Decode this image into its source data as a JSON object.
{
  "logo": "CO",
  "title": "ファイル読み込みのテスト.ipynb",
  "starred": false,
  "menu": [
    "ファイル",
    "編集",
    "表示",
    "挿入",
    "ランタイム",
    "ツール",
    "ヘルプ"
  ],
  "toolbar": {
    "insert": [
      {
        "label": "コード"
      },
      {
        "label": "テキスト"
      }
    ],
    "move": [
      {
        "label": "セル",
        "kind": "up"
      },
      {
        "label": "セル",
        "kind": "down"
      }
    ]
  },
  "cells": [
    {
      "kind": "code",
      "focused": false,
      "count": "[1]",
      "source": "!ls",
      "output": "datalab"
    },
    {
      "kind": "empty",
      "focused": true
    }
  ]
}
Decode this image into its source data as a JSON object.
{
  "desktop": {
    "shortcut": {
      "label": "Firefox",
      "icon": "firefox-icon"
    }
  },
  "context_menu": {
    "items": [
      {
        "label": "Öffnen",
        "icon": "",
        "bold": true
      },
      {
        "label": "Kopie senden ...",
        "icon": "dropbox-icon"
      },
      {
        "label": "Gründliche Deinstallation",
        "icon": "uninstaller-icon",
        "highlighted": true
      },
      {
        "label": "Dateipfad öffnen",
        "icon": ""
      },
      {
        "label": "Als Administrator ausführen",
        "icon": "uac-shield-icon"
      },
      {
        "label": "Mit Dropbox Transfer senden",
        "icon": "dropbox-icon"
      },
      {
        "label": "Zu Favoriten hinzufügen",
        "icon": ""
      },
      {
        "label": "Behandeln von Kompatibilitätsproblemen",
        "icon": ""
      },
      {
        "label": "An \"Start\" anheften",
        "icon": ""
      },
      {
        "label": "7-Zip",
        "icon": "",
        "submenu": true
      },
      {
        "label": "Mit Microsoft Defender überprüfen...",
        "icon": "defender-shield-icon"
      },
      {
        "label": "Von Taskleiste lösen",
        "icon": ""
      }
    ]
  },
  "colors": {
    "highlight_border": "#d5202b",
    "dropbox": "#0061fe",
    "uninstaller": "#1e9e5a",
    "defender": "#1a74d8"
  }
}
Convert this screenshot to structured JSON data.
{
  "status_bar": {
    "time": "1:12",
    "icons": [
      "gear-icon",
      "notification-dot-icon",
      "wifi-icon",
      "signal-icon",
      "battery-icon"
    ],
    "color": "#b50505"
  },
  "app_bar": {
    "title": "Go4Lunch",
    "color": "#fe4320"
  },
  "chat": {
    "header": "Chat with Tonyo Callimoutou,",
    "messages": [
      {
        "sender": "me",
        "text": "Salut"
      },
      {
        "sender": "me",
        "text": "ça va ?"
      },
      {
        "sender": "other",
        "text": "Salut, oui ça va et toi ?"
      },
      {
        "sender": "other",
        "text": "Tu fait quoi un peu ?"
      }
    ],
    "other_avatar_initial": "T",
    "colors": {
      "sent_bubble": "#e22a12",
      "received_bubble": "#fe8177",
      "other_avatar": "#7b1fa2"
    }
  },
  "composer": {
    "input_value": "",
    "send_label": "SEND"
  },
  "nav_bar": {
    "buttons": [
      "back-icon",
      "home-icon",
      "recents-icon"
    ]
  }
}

______________________________

Copy the material above, line for line.

▶ Solution to this exercise:
Decode this image into its source data as a JSON object.
{
  "logo": "CO",
  "title": "ファイル読み込みのテスト.ipynb",
  "starred": false,
  "menu": [
    "ファイル",
    "編集",
    "表示",
    "挿入",
    "ランタイム",
    "ツール",
    "ヘルプ"
  ],
  "toolbar": {
    "insert": [
      {
        "label": "コード"
      },
      {
        "label": "テキスト"
      }
    ],
    "move": [
      {
        "label": "セル",
        "kind": "up"
      },
      {
        "label": "セル",
        "kind": "down"
      }
    ]
  },
  "cells": [
    {
      "kind": "code",
      "focused": false,
      "count": "[1]",
      "source": "!ls",
      "output": "datalab"
    },
    {
      "kind": "empty",
      "focused": true
    }
  ]
}
Decode this image into its source data as a JSON object.
{
  "desktop": {
    "shortcut": {
      "label": "Firefox",
      "icon": "firefox-icon"
    }
  },
  "context_menu": {
    "items": [
      {
        "label": "Öffnen",
        "icon": "",
        "bold": true
      },
      {
        "label": "Kopie senden ...",
        "icon": "dropbox-icon"
      },
      {
        "label": "Gründliche Deinstallation",
        "icon": "uninstaller-icon",
        "highlighted": true
      },
      {
        "label": "Dateipfad öffnen",
        "icon": ""
      },
      {
        "label": "Als Administrator ausführen",
        "icon": "uac-shield-icon"
      },
      {
        "label": "Mit Dropbox Transfer senden",
        "icon": "dropbox-icon"
      },
      {
        "label": "Zu Favoriten hinzufügen",
        "icon": ""
      },
      {
        "label": "Behandeln von Kompatibilitätsproblemen",
        "icon": ""
      },
      {
        "label": "An \"Start\" anheften",
        "icon": ""
      },
      {
        "label": "7-Zip",
        "icon": "",
        "submenu": true
      },
      {
        "label": "Mit Microsoft Defender überprüfen...",
        "icon": "defender-shield-icon"
      },
      {
        "label": "Von Taskleiste lösen",
        "icon": ""
      }
    ]
  },
  "colors": {
    "highlight_border": "#d5202b",
    "dropbox": "#0061fe",
    "uninstaller": "#1e9e5a",
    "defender": "#1a74d8"
  }
}
Convert this screenshot to structured JSON data.
{
  "status_bar": {
    "time": "1:12",
    "icons": [
      "gear-icon",
      "notification-dot-icon",
      "wifi-icon",
      "signal-icon",
      "battery-icon"
    ],
    "color": "#b50505"
  },
  "app_bar": {
    "title": "Go4Lunch",
    "color": "#fe4320"
  },
  "chat": {
    "header": "Chat with Tonyo Callimoutou,",
    "messages": [
      {
        "sender": "me",
        "text": "Salut"
      },
      {
        "sender": "me",
        "text": "ça va ?"
      },
      {
        "sender": "other",
        "text": "Salut, oui ça va et toi ?"
      },
      {
        "sender": "other",
        "text": "Tu fait quoi un peu ?"
      }
    ],
    "other_avatar_initial": "T",
    "colors": {
      "sent_bubble": "#e22a12",
      "received_bubble": "#fe8177",
      "other_avatar": "#7b1fa2"
    }
  },
  "composer": {
    "input_value": "",
    "send_label": "SEND"
  },
  "nav_bar": {
    "buttons": [
      "back-icon",
      "home-icon",
      "recents-icon"
    ]
  }
}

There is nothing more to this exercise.